──────── ТЕКСТ ДЛЯ АНАЛИЗА

Дополнительным импульсом, подогревшим интерес Ады к прикладной науке, была встреча с одной из немногих в Великобритании видных математиков и ученых-женщин — Мэри Сомервиль. Сомервиль только что закончила одно из своих великих произведений “О связи физических наук”, в котором она сопоставила открытия в астрономии, оптике, электричестве, химии, физике, ботанике и геологии[3]. В книге описывалось, какие усилия направлены на поиски универсальных законов природы, и она была пронизана характерным для того времени ощущением общей цели. Во вступлении к книге Мэри утверждает: “В современной науке, особенно в последние пять лет, наблюдались серьезные успехи в упрощении законов природы и объединении отдельных направлений на основе общих принципов”.
Сомервиль стала другом, учителем, вдохновителем и наставником Ады. Она встречалась с ней регулярно, посылала математические книги, предлагала задачи для решения и терпеливо разъясняла правильное решение. Она также была близким другом Бэббиджа, и осенью 1834 года они с Адой часто посещали его субботние вечерние салоны. Сын Мэри Сомервиль — Воронцов Грейг помог Аде угомониться, рассказав о ней Кингу — одному из своих бывших товарищей по Кембриджу. Он посоветовал Кингу жениться на Аде, заметив, что она будет подходящей или, по крайней мере, интересной женой.
Уильям Кинг занимал высокое положение в обществе, был материально обеспечен, спокоен и интеллигентен и настолько же сдержан, насколько Ада была возбудима. Как и она, он был студентом, изучал науки, но больше интересовался практическими вопросами, чем поэтическими, — больше всего его занимали теория севооборота и всяческие новинки в животноводстве. После нескольких недель знакомства он предложил Аде заключить брак, и она приняла предложение. Ее мать по соображениям, которые мог понять разве только психиатр, решила, что необходимо рассказать Уильяму о попытке Ады убежать с ее учителем. Несмотря на эту неприятную историю, Уильям не отказался от свадьбы, которая и состоялась в июле 1835 года. Леди Байрон написала своей дочери: “Слава богу, который так милостиво дал тебе шанс избежать опасного пути и подарил тебе друга и опекуна”. И добавила, что та должна использовать эту возможность, чтобы “попрощаться” со всеми ее “странностями, капризами и самокопанием”19.

────────────────

### ЧТО НУЖНО СДЕЛАТЬ
- a) Когда, согласно отрывку об Аде и Мэри Сомервиль, состоялась свадьба Ады и Уильяма Кинга?
- b) Напишите продолжение отрывка об Аде и Мэри Сомервиль, начав сразу после его последнего предложения.

──────── ЗАПИСИ ДАННЫХ

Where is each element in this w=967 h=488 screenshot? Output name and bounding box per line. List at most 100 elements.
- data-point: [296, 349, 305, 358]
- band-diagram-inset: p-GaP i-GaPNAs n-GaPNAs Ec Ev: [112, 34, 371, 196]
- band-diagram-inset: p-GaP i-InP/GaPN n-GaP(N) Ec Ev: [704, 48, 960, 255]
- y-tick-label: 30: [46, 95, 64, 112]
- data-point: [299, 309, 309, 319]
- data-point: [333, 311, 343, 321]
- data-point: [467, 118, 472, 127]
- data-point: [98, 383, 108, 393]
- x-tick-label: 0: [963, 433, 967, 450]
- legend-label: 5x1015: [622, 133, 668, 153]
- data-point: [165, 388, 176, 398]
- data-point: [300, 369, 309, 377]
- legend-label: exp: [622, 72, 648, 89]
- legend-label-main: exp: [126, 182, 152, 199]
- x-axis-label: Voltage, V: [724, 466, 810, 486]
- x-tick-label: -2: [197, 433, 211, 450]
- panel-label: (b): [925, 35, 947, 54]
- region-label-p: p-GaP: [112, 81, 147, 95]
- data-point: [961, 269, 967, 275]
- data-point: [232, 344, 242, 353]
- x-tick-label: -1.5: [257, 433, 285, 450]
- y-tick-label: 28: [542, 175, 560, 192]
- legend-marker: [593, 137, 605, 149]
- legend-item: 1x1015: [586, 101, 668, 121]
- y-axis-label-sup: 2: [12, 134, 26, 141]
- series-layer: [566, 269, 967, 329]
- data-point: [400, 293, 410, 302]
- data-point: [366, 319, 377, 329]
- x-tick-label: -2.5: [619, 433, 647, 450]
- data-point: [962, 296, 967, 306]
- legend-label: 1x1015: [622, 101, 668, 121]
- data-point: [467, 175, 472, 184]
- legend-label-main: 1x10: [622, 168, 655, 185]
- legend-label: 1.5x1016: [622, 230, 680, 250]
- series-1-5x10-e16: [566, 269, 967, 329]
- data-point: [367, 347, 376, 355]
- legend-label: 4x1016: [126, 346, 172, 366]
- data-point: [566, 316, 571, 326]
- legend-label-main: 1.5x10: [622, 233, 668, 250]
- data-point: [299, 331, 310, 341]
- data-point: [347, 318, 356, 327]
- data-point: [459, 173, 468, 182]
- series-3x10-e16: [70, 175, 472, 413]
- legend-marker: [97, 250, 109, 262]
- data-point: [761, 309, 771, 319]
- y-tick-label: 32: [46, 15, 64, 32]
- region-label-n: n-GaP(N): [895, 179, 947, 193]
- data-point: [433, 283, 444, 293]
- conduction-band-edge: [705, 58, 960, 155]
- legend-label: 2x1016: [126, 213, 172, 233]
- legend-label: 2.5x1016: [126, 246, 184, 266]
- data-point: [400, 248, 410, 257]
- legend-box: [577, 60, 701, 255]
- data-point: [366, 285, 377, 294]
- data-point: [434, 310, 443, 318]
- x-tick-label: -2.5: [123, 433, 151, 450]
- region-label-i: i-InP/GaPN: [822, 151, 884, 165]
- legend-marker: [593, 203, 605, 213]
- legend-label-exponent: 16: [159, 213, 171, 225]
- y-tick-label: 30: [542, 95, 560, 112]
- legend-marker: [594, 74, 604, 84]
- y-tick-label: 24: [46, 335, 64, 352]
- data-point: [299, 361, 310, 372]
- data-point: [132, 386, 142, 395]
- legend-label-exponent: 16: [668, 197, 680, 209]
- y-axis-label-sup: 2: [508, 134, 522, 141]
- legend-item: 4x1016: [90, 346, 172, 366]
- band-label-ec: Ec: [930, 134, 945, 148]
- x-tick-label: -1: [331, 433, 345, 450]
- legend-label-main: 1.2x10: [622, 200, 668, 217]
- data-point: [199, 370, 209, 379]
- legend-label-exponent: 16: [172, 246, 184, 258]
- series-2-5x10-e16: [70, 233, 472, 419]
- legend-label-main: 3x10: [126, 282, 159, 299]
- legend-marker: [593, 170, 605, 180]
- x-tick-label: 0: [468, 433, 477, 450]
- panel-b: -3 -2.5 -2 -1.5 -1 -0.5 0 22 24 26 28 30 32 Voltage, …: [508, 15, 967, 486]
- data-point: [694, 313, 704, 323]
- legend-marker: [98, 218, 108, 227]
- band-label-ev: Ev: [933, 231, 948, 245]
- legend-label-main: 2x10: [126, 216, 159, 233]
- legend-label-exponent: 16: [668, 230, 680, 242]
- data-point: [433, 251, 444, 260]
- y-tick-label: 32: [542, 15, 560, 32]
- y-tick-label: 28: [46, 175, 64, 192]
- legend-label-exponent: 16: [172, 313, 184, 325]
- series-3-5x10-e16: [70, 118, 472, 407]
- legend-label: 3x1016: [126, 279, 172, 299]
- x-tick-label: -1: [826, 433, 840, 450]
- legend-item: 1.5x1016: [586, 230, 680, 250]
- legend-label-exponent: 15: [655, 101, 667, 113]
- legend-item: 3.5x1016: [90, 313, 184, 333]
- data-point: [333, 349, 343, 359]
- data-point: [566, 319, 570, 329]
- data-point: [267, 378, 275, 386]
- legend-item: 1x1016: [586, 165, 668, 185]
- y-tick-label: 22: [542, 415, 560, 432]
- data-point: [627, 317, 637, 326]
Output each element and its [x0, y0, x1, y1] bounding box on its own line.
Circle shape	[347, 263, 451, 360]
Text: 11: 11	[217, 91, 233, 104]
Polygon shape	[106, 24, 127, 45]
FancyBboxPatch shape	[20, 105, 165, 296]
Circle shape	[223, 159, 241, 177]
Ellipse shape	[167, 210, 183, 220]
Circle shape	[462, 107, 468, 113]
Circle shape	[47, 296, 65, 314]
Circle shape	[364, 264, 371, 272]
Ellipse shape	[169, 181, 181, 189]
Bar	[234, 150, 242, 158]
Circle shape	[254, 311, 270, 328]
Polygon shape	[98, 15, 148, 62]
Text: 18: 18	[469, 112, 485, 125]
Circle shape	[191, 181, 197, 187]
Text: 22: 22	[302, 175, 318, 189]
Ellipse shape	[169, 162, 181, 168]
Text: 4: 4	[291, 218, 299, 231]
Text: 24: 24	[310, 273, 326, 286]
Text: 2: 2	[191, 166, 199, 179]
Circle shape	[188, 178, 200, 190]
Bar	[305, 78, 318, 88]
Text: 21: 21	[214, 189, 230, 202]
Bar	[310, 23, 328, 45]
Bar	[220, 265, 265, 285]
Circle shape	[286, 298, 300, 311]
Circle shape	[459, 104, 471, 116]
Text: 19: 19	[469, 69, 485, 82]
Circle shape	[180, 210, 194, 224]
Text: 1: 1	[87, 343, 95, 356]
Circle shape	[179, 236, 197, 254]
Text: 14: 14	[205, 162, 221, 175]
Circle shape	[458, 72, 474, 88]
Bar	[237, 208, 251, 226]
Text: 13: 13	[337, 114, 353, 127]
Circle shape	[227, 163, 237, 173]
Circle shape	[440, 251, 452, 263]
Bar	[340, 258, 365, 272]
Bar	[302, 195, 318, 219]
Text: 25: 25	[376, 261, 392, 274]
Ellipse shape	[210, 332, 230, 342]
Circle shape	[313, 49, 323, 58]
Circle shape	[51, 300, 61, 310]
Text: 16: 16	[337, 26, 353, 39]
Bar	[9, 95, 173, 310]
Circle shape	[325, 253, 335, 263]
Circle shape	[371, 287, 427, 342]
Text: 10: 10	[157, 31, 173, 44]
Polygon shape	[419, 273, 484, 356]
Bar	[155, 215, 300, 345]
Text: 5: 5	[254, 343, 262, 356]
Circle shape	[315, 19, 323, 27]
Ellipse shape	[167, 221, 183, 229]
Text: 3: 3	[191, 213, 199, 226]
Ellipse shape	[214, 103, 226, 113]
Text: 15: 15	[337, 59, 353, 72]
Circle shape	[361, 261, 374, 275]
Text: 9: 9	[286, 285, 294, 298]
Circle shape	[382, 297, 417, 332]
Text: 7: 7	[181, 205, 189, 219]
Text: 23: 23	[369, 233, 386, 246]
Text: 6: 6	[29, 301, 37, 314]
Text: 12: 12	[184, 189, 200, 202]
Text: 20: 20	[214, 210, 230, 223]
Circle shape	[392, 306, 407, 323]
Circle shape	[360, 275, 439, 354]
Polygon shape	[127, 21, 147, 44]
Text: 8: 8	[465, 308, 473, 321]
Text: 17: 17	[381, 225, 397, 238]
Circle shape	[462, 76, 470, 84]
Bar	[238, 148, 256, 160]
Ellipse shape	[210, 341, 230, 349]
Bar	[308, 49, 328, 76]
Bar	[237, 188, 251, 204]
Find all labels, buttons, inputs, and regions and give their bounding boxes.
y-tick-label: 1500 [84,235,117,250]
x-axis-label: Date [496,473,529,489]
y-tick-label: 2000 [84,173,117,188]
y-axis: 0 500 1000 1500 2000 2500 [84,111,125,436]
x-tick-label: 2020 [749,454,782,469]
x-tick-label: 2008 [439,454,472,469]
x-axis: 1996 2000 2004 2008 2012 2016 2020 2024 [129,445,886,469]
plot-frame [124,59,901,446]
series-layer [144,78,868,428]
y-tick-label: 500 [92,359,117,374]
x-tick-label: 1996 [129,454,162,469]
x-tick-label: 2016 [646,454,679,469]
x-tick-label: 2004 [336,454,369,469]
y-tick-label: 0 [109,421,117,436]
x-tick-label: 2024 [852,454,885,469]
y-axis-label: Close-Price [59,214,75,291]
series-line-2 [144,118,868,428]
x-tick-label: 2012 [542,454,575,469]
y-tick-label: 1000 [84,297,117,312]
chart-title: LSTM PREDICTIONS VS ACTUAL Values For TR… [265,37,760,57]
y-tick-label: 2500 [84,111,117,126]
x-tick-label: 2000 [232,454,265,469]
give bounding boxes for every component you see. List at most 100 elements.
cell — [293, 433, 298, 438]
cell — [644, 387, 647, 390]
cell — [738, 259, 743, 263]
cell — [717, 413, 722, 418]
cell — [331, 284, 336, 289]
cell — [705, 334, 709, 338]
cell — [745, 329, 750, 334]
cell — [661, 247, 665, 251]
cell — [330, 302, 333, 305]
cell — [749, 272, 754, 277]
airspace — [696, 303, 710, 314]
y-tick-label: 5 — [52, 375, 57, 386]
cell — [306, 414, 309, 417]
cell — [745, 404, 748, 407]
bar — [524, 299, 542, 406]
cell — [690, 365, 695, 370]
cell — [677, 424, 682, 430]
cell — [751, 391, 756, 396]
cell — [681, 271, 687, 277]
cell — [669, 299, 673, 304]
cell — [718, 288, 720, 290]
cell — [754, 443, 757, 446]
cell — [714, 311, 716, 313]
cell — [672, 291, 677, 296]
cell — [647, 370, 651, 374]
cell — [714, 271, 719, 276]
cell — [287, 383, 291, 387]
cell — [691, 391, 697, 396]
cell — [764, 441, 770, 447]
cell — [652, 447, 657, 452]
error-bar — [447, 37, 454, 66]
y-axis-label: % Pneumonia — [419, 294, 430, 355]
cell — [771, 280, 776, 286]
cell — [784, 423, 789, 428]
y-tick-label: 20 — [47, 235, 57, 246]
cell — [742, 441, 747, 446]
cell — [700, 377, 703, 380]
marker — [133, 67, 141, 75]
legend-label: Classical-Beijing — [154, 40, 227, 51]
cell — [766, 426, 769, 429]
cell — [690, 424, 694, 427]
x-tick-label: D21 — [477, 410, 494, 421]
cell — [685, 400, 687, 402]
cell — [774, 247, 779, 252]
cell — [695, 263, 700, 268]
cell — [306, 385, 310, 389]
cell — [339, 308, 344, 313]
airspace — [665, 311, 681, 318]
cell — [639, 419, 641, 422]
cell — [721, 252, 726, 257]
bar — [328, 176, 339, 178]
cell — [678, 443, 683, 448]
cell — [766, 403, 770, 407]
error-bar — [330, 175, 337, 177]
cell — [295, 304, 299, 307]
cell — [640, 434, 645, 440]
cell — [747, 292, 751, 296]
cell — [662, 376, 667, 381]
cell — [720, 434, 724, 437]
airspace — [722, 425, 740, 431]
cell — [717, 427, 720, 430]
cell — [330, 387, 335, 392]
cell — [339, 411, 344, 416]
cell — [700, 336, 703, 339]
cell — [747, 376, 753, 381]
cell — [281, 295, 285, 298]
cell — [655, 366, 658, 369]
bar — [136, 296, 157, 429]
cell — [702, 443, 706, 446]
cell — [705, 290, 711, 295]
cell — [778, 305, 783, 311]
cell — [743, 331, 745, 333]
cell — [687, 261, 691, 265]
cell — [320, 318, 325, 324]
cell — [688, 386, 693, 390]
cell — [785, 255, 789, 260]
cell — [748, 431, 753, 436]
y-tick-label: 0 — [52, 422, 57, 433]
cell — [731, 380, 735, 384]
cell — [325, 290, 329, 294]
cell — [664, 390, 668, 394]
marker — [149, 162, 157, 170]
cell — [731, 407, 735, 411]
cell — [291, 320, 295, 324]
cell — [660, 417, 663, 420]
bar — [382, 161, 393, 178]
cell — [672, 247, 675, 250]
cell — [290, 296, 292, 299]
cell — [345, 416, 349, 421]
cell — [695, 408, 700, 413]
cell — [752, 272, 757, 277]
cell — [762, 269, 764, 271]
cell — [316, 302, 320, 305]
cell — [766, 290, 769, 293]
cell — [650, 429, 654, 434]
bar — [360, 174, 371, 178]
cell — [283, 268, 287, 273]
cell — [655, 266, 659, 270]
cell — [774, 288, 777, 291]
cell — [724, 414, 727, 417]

────────────────

### ПИСЬМЕННЫЕ ОТВЕТЫ
- a) В июле 1835 года.

- b)
Этот брак был похож на любой брак, заключенный по рациональным причинам. Аде он дал возможность вести более стабильную и приземленную жизнь. Что еще важнее, он позволил ей избежать зависимости от властной матери. Уильям же получил очаровательную и эксцентричную жену из богатой и известной семьи.
Двоюродный брат леди Байрон виконт Мельбурн (который имел несчастье быть женатым на леди Каролине Лэм, к тому времени покойной) был премьер-министром, и он устроил так, что при коронации королевы Виктории Уильяму присвоили титул графа Лавлейса, а его жена стала Адой, графиней Лавлейс. Таким образом, ее правильно называть Адой или леди Лавлейс, хотя в наше время ее обычно называют Адой Лавлейс.
На Рождество 1835 года Ада получила в подарок от матери фамильный портрет своего отца в натуральную величину. На романтическом портрете кисти Томаса Филлипса лорд Байрон был изображен в профиль, в традиционном албанском костюме, который состоял из красной бархатной куртки, церемониального меча и головного убора. В течение многих лет портрет висел над камином Адиных бабушки и дедушки, но в тот день, когда ее родители разошлись, его завесили зеленой тканью. Теперь ей разрешили не только увидеть, но и владеть им, наряду с его чернильницей и пером.